Collected data
++++++++++

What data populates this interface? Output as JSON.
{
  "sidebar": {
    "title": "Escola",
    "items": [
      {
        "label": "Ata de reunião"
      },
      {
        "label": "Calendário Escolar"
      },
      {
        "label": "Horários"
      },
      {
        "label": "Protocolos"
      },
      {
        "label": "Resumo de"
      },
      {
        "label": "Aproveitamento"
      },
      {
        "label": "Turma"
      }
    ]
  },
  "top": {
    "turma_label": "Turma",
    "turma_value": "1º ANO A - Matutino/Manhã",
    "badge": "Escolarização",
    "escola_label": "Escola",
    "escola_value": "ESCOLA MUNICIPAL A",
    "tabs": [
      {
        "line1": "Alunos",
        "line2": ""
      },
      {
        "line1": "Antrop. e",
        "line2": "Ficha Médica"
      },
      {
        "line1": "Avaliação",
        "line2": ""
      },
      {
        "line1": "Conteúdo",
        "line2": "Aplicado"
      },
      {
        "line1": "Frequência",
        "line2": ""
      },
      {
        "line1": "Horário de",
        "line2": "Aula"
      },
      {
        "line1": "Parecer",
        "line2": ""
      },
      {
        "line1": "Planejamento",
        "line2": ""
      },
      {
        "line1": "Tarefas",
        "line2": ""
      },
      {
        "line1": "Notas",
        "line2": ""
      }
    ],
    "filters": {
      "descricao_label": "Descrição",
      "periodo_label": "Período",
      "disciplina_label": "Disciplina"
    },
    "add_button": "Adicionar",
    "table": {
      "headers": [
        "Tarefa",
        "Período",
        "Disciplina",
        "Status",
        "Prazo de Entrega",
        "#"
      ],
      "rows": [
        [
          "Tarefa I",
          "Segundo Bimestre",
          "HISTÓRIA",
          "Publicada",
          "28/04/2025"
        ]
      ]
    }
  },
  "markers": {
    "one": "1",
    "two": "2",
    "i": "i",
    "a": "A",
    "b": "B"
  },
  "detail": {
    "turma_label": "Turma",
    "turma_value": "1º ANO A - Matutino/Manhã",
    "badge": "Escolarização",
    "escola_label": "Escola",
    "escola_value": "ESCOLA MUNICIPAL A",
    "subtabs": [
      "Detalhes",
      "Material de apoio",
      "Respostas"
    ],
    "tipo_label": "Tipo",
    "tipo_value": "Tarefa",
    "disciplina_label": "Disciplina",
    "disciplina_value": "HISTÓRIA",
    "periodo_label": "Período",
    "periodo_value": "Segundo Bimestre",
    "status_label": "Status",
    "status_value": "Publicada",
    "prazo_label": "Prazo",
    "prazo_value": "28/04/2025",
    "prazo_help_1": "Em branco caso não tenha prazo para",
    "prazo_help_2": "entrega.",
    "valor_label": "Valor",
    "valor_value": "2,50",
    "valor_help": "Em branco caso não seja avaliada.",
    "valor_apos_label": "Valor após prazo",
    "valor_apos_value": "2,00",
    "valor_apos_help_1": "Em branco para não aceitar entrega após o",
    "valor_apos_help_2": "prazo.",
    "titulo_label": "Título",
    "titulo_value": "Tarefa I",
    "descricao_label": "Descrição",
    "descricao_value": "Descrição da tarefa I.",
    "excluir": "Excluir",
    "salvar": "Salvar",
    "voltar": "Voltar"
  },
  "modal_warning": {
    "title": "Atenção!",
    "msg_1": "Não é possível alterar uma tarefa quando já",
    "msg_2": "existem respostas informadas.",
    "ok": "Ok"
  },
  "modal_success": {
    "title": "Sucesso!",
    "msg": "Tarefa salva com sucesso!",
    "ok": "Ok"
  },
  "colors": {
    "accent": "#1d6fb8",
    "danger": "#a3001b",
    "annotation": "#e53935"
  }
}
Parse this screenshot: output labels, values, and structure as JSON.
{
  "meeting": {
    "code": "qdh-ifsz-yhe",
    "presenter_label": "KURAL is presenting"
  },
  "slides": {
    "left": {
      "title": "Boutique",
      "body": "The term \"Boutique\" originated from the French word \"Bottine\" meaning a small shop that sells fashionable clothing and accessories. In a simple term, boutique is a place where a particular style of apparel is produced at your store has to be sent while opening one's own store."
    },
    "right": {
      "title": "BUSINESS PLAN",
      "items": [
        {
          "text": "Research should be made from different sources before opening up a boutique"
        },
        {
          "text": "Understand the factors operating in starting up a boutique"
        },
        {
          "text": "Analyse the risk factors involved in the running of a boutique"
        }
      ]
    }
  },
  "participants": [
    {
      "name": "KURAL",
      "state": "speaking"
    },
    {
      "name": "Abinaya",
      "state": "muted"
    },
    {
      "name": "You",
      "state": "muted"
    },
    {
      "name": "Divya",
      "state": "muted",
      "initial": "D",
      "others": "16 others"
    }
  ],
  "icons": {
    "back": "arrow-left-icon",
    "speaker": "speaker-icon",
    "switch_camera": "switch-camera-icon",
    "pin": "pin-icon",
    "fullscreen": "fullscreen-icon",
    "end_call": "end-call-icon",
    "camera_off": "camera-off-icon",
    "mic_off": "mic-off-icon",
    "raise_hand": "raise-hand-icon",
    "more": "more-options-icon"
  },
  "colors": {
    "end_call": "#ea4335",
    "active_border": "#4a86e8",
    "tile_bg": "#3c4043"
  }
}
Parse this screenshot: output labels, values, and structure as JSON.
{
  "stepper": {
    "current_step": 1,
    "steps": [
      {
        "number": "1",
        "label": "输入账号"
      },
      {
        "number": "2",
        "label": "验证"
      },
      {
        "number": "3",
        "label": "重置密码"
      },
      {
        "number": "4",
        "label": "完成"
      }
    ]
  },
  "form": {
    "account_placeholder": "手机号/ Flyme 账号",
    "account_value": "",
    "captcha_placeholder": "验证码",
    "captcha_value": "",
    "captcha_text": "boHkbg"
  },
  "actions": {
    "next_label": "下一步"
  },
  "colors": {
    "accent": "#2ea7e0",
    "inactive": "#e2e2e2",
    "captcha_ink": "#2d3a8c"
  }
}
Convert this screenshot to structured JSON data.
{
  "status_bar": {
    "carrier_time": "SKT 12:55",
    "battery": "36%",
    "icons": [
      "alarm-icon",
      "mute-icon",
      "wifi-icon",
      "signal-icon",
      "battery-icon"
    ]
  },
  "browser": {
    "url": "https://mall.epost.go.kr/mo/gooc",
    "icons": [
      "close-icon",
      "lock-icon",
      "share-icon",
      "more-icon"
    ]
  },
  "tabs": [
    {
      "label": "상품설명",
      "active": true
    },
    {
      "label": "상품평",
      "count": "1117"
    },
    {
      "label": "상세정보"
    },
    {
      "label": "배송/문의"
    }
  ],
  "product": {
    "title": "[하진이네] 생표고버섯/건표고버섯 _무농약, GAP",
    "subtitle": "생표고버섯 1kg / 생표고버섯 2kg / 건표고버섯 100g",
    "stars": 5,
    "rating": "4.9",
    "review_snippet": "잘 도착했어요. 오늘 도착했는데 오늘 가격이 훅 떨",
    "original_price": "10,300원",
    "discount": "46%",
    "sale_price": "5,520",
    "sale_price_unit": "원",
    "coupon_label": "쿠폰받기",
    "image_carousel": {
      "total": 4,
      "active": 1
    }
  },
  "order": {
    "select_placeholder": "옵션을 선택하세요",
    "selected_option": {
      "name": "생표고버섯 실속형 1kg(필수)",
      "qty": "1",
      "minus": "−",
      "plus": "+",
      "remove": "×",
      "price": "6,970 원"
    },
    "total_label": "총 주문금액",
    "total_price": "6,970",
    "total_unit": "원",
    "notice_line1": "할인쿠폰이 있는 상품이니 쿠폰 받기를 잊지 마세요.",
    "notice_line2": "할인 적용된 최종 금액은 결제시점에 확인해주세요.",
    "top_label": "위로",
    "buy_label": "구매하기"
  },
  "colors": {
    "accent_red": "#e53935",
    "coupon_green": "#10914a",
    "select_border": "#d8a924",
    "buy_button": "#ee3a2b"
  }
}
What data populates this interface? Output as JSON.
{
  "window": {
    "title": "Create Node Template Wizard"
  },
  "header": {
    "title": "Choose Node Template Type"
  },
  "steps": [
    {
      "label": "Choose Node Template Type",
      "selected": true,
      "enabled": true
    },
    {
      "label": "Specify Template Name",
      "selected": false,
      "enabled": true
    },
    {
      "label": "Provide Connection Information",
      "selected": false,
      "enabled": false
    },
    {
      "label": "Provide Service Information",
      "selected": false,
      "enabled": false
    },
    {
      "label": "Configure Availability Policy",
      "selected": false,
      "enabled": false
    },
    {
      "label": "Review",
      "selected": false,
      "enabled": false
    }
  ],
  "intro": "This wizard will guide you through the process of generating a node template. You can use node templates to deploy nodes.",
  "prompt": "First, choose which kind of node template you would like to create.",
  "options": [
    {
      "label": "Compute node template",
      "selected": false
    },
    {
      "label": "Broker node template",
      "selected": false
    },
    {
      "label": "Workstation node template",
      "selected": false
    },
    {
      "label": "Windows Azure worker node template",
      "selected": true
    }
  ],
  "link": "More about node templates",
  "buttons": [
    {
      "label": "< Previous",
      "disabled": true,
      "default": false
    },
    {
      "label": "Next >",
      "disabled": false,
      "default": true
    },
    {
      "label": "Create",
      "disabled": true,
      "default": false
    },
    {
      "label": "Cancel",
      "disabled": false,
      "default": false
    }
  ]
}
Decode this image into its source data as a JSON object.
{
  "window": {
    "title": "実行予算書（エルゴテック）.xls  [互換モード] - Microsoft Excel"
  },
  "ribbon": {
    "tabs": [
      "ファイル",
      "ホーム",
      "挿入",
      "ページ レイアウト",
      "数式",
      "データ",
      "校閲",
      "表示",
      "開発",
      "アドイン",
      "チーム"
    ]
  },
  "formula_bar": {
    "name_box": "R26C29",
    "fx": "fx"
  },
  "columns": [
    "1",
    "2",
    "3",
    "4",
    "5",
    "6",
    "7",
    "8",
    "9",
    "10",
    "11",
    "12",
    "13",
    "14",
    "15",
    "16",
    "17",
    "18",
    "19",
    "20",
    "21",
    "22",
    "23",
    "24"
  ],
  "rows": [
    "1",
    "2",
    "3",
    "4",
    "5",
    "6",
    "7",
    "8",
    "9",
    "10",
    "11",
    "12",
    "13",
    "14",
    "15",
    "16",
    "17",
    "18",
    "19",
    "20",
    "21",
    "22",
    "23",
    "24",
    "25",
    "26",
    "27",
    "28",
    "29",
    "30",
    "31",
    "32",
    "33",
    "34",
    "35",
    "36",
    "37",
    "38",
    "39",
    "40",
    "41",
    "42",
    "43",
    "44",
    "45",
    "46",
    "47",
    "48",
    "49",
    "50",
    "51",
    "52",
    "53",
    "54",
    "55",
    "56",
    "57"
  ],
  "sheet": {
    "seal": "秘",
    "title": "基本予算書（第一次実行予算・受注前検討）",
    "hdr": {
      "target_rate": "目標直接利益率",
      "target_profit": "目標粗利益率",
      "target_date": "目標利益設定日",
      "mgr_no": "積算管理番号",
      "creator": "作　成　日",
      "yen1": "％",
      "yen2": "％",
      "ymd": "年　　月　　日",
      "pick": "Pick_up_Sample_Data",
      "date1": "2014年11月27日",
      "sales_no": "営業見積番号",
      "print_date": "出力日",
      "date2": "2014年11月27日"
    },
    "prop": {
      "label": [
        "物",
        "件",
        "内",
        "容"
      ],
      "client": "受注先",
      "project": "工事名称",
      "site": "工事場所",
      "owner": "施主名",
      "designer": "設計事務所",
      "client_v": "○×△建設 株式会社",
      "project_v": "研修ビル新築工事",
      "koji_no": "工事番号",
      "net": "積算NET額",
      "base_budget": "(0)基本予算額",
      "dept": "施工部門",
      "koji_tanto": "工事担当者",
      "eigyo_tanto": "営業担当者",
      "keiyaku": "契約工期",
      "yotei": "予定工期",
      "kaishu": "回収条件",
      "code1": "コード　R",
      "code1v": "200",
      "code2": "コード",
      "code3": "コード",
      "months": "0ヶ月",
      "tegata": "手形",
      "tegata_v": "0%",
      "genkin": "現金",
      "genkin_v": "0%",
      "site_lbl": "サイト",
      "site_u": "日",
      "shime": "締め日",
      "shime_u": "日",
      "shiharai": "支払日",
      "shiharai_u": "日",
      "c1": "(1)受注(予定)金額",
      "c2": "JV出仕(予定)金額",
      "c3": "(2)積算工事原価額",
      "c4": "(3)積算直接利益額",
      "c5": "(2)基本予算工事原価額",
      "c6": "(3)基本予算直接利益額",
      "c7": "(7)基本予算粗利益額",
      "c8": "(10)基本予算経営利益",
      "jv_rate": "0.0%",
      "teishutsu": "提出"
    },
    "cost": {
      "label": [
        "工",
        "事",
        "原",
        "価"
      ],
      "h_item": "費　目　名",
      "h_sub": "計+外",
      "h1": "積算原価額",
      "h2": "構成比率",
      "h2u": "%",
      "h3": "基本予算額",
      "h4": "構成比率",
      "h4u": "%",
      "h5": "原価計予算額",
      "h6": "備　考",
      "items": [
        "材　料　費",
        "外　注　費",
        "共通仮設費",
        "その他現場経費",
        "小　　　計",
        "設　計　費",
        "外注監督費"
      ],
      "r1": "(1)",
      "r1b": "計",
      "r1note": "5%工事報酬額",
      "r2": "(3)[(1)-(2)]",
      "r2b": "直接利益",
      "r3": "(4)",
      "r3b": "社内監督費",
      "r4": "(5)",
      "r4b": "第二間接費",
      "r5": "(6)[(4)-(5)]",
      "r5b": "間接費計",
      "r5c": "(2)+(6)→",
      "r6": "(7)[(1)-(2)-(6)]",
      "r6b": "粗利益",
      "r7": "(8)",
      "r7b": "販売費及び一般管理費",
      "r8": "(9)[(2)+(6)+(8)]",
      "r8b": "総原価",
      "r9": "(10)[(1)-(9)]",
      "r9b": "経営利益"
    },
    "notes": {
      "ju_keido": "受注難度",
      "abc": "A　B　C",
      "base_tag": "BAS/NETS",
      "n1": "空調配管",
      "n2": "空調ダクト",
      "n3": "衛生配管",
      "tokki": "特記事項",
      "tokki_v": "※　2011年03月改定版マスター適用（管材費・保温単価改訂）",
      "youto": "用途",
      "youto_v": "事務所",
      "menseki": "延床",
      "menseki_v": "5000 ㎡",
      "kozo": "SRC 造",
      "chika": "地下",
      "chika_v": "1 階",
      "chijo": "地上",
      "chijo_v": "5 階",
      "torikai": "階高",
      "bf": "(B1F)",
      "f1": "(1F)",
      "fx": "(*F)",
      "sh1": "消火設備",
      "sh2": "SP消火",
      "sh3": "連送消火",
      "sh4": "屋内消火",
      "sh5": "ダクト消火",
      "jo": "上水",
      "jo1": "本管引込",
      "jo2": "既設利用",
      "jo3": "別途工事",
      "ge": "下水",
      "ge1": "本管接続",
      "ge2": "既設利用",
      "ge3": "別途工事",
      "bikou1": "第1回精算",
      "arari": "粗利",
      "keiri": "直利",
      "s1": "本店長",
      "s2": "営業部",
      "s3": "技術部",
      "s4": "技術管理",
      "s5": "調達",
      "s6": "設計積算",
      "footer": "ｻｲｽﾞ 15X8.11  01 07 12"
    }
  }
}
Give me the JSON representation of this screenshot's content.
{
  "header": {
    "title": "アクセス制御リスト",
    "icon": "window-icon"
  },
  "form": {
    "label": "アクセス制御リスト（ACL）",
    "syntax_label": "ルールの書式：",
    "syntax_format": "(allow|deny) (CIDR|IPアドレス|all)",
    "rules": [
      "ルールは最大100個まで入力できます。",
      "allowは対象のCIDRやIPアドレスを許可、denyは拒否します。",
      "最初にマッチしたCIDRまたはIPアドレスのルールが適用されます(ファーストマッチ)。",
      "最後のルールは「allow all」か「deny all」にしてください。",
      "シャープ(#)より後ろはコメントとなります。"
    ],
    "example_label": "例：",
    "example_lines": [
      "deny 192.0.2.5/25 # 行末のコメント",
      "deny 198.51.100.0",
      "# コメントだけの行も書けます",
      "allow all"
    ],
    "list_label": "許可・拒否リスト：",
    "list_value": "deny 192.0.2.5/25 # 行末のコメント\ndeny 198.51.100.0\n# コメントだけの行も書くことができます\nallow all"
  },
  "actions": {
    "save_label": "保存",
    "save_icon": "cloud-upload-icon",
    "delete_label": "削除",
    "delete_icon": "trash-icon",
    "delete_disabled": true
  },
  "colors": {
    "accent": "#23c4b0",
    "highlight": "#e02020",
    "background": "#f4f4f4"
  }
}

++++++++++

**INSTRUCTION:**
Copy out every line in the entries above that holds "JSON".

**RESULT OF THIS TASK:**
What data populates this interface? Output as JSON.
Parse this screenshot: output labels, values, and structure as JSON.
Parse this screenshot: output labels, values, and structure as JSON.
Convert this screenshot to structured JSON data.
What data populates this interface? Output as JSON.
Decode this image into its source data as a JSON object.
Give me the JSON representation of this screenshot's content.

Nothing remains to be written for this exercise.